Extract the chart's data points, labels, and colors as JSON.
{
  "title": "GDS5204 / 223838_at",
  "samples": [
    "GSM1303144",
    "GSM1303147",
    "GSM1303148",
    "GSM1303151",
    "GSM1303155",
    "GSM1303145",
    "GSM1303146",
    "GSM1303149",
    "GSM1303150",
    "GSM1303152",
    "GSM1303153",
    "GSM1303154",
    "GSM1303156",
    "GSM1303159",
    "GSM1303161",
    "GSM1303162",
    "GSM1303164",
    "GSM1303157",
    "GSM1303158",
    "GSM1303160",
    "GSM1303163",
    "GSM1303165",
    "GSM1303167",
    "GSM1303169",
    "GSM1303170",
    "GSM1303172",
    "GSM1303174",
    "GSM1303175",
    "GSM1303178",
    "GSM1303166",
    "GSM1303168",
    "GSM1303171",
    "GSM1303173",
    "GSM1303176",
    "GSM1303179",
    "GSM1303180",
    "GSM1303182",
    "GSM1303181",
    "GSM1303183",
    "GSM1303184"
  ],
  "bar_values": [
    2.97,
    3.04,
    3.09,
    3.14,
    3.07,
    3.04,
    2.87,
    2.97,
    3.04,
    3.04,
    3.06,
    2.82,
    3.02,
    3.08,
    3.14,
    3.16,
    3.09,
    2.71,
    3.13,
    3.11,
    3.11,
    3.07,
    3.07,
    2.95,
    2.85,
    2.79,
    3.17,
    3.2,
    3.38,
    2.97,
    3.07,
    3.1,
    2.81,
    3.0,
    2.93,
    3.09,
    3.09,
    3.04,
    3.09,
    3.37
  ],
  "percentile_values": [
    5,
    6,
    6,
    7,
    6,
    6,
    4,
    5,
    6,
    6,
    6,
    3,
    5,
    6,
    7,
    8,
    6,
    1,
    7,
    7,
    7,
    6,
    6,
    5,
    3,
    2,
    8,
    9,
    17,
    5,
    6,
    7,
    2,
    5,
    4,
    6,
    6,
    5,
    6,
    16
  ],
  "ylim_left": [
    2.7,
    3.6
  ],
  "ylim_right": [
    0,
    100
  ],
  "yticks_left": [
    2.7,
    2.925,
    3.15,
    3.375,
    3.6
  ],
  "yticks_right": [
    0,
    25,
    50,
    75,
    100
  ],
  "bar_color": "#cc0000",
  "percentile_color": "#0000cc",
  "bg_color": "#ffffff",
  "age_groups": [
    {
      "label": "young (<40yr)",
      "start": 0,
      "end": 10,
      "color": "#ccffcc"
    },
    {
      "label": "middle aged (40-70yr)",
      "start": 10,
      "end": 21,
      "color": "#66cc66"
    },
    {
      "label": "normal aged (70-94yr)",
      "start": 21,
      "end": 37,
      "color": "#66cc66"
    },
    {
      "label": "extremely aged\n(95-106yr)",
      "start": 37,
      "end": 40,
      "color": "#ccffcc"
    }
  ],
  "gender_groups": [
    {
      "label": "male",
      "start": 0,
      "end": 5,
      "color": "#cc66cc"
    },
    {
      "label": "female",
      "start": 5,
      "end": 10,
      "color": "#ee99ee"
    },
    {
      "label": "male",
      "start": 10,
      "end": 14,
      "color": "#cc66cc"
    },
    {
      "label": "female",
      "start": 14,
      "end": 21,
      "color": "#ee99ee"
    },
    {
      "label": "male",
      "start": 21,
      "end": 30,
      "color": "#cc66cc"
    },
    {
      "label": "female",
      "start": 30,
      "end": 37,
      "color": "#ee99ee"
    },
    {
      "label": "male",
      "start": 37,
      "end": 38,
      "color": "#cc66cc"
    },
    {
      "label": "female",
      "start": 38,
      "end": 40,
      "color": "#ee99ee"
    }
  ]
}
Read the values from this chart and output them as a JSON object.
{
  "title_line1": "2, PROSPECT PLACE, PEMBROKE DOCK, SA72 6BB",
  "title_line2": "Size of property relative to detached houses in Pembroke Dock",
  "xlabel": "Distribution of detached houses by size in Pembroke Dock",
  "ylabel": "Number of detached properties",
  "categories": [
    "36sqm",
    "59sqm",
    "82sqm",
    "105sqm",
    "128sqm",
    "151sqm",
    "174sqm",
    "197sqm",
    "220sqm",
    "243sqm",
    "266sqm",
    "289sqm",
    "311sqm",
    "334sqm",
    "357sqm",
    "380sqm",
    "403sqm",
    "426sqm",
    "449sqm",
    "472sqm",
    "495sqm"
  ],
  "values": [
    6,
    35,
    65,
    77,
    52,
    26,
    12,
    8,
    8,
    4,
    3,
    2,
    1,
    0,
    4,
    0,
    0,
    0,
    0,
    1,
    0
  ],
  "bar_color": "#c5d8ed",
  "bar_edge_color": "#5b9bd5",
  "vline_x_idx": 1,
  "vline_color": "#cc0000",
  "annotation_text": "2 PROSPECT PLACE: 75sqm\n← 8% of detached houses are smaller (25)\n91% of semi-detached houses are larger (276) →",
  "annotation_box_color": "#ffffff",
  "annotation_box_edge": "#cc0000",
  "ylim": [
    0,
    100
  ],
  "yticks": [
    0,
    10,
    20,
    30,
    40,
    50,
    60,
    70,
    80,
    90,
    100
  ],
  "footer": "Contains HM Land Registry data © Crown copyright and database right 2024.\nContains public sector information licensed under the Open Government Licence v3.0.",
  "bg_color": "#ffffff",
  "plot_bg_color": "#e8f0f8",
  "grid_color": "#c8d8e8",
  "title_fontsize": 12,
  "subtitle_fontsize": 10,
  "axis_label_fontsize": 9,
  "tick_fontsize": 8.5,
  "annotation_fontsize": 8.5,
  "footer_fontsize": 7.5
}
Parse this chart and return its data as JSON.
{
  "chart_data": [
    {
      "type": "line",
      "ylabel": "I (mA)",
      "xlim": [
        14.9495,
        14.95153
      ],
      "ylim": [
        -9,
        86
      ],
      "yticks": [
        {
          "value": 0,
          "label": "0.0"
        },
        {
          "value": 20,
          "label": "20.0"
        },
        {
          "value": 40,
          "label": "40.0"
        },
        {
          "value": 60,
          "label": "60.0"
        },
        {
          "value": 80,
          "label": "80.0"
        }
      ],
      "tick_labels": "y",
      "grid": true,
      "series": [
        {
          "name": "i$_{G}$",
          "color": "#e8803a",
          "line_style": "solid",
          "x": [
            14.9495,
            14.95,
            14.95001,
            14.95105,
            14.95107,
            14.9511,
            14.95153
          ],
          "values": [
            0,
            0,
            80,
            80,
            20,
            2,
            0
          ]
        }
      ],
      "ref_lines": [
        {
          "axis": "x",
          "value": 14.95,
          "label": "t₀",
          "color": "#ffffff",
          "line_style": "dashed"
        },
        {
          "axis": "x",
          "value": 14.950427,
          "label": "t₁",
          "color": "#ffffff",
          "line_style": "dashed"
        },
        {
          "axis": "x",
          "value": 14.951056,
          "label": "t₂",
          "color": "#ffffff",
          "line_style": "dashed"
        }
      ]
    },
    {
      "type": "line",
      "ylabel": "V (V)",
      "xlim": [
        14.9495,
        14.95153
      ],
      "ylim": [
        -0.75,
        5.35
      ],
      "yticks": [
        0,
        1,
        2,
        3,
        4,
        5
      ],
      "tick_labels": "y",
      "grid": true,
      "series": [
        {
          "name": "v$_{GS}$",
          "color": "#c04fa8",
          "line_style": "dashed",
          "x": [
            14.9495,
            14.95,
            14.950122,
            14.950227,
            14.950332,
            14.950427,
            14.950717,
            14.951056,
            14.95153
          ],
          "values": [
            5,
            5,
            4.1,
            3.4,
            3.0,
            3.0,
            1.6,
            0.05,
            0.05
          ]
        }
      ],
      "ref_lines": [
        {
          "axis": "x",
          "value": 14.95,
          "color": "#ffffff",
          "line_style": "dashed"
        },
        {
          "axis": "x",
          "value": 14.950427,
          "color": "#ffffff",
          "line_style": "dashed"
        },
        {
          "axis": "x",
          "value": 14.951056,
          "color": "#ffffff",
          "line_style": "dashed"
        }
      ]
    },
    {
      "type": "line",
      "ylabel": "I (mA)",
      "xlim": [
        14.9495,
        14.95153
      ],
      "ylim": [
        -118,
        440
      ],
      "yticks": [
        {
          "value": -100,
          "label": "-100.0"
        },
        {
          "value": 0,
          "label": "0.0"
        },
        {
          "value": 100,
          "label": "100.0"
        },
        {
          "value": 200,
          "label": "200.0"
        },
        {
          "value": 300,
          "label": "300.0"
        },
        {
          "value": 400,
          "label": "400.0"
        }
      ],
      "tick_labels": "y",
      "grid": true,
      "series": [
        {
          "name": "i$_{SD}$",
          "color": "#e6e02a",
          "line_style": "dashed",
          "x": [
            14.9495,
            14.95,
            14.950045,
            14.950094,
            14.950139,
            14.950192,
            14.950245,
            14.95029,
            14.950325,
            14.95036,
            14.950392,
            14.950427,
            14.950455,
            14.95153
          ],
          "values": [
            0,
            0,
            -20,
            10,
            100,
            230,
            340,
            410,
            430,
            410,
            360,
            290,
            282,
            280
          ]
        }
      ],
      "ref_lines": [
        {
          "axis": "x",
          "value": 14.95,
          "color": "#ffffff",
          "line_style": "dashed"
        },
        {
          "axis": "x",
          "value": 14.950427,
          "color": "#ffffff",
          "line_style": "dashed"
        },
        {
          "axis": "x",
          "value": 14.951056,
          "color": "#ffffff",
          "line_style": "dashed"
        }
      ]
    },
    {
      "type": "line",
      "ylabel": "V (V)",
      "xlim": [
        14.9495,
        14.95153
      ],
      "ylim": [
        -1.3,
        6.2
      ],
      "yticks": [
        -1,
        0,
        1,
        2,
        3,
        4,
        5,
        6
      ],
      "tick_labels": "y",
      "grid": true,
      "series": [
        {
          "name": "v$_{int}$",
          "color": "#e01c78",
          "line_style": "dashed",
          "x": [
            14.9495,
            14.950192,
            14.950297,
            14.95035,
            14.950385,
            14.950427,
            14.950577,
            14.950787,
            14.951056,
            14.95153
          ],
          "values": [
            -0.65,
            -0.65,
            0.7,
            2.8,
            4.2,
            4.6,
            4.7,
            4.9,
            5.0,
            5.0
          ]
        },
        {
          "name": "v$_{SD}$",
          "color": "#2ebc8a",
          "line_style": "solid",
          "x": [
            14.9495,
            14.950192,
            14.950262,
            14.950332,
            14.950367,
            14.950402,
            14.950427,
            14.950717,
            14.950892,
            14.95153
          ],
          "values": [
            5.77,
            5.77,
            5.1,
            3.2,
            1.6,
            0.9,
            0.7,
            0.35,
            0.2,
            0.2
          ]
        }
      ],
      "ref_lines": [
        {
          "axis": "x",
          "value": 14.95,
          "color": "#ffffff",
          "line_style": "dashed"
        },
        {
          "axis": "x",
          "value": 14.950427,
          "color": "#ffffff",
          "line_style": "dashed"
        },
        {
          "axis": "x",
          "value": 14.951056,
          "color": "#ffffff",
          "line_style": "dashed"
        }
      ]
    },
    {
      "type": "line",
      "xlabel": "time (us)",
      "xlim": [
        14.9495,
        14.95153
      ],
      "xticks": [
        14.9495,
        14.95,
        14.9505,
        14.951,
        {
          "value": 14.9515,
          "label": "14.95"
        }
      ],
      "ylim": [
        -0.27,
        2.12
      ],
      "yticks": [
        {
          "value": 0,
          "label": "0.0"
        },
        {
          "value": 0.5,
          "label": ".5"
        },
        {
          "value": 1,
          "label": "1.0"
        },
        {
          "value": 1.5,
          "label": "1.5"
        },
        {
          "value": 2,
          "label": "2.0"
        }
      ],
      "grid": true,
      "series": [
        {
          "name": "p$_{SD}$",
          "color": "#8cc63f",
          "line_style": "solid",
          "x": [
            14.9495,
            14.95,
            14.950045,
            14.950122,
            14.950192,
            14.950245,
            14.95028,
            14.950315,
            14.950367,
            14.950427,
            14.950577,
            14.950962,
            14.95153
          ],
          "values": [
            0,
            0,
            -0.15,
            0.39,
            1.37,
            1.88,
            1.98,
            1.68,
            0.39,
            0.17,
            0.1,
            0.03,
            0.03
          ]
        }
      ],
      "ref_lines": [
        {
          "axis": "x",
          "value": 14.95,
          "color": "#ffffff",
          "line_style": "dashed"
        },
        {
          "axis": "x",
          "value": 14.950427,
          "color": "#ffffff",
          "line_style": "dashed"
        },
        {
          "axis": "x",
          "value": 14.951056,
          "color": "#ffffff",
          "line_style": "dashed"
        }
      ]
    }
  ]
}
━━━━━━━━━━━━━━━━━━━━━━━━━━━━━━
**AIM:**
Only a number is wanted here: how many lines in the data above include the string "xlabel"?

**SOLUTION BELOW:**
2